EXERCISE: Every line that holds the string "Adjustments" is to be identified and copied.

DATASET RECORDS:
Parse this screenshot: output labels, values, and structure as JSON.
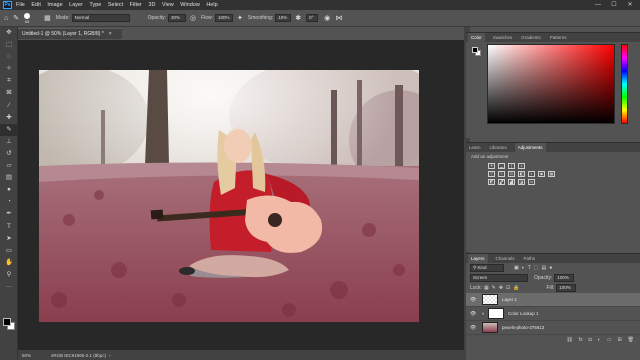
{
  "menu": [
    "File",
    "Edit",
    "Image",
    "Layer",
    "Type",
    "Select",
    "Filter",
    "3D",
    "View",
    "Window",
    "Help"
  ],
  "logo": "Ps",
  "window_controls": [
    "—",
    "☐",
    "✕"
  ],
  "options": {
    "brush_size": "65",
    "mode_label": "Mode:",
    "mode_value": "Normal",
    "opacity_label": "Opacity:",
    "opacity_value": "30%",
    "flow_label": "Flow:",
    "flow_value": "100%",
    "smoothing_label": "Smoothing:",
    "smoothing_value": "10%",
    "angle_value": "0°"
  },
  "document": {
    "tab_title": "Untitled-1 @ 50% (Layer 1, RGB/8) *",
    "tab_close": "×",
    "zoom": "50%",
    "profile": "sRGB IEC61966-2.1 (8bpc)"
  },
  "color_panel": {
    "tabs": [
      "Color",
      "Swatches",
      "Gradients",
      "Patterns"
    ],
    "active_tab": "Color",
    "hue_color": "#ff0000"
  },
  "adjust_panel": {
    "tabs": [
      "Learn",
      "Libraries",
      "Adjustments"
    ],
    "active_tab": "Adjustments",
    "title": "Add an adjustment",
    "row1_icons": [
      "brightness-icon",
      "levels-icon",
      "curves-icon",
      "exposure-icon"
    ],
    "row2_icons": [
      "vibrance-icon",
      "hue-sat-icon",
      "color-balance-icon",
      "bw-icon",
      "photo-filter-icon",
      "channel-mixer-icon",
      "color-lookup-icon"
    ],
    "row3_icons": [
      "invert-icon",
      "posterize-icon",
      "threshold-icon",
      "selective-color-icon",
      "gradient-map-icon"
    ]
  },
  "layers_panel": {
    "tabs": [
      "Layers",
      "Channels",
      "Paths"
    ],
    "active_tab": "Layers",
    "filter_label": "Kind",
    "blend_mode": "Screen",
    "opacity_label": "Opacity:",
    "opacity_value": "100%",
    "lock_label": "Lock:",
    "fill_label": "Fill:",
    "fill_value": "100%",
    "layers": [
      {
        "name": "Layer 1",
        "selected": true
      },
      {
        "name": "Color Lookup 1",
        "selected": false
      },
      {
        "name": "pexels-photo-375613",
        "selected": false
      }
    ]
  }
}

THE SOLUTION:
      "Adjustments"
    "active_tab": "Adjustments",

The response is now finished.